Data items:
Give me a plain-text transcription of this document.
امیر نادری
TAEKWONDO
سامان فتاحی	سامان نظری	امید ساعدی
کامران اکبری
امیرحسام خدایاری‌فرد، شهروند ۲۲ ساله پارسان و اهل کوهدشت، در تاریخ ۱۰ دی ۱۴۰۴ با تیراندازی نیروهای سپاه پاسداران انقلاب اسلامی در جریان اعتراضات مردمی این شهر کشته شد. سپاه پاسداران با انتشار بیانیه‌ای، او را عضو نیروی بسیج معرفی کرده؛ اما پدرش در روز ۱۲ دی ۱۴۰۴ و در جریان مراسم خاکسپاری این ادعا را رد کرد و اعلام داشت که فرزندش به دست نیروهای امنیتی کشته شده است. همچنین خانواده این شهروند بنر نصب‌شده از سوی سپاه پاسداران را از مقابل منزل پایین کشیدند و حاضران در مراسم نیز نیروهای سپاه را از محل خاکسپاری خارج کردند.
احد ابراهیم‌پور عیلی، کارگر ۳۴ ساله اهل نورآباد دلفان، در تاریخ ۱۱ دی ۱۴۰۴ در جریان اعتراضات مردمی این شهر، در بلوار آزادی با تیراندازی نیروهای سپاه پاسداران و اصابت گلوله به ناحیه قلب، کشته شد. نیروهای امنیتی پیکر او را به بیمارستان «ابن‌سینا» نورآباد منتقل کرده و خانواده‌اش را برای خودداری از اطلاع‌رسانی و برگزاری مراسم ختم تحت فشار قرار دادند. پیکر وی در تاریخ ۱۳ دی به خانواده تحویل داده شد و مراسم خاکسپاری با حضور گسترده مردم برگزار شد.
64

PROBLEM TO SOLVE
Write out every entry verbatim.

FINISHED TASK
Give me a plain-text transcription of this document.
امیر نادری
TAEKWONDO
سامان فتاحی	سامان نظری	امید ساعدی
کامران اکبری
امیرحسام خدایاری‌فرد، شهروند ۲۲ ساله پارسان و اهل کوهدشت، در تاریخ ۱۰ دی ۱۴۰۴ با تیراندازی نیروهای سپاه پاسداران انقلاب اسلامی در جریان اعتراضات مردمی این شهر کشته شد. سپاه پاسداران با انتشار بیانیه‌ای، او را عضو نیروی بسیج معرفی کرده؛ اما پدرش در روز ۱۲ دی ۱۴۰۴ و در جریان مراسم خاکسپاری این ادعا را رد کرد و اعلام داشت که فرزندش به دست نیروهای امنیتی کشته شده است. همچنین خانواده این شهروند بنر نصب‌شده از سوی سپاه پاسداران را از مقابل منزل پایین کشیدند و حاضران در مراسم نیز نیروهای سپاه را از محل خاکسپاری خارج کردند.
احد ابراهیم‌پور عیلی، کارگر ۳۴ ساله اهل نورآباد دلفان، در تاریخ ۱۱ دی ۱۴۰۴ در جریان اعتراضات مردمی این شهر، در بلوار آزادی با تیراندازی نیروهای سپاه پاسداران و اصابت گلوله به ناحیه قلب، کشته شد. نیروهای امنیتی پیکر او را به بیمارستان «ابن‌سینا» نورآباد منتقل کرده و خانواده‌اش را برای خودداری از اطلاع‌رسانی و برگزاری مراسم ختم تحت فشار قرار دادند. پیکر وی در تاریخ ۱۳ دی به خانواده تحویل داده شد و مراسم خاکسپاری با حضور گسترده مردم برگزار شد.
64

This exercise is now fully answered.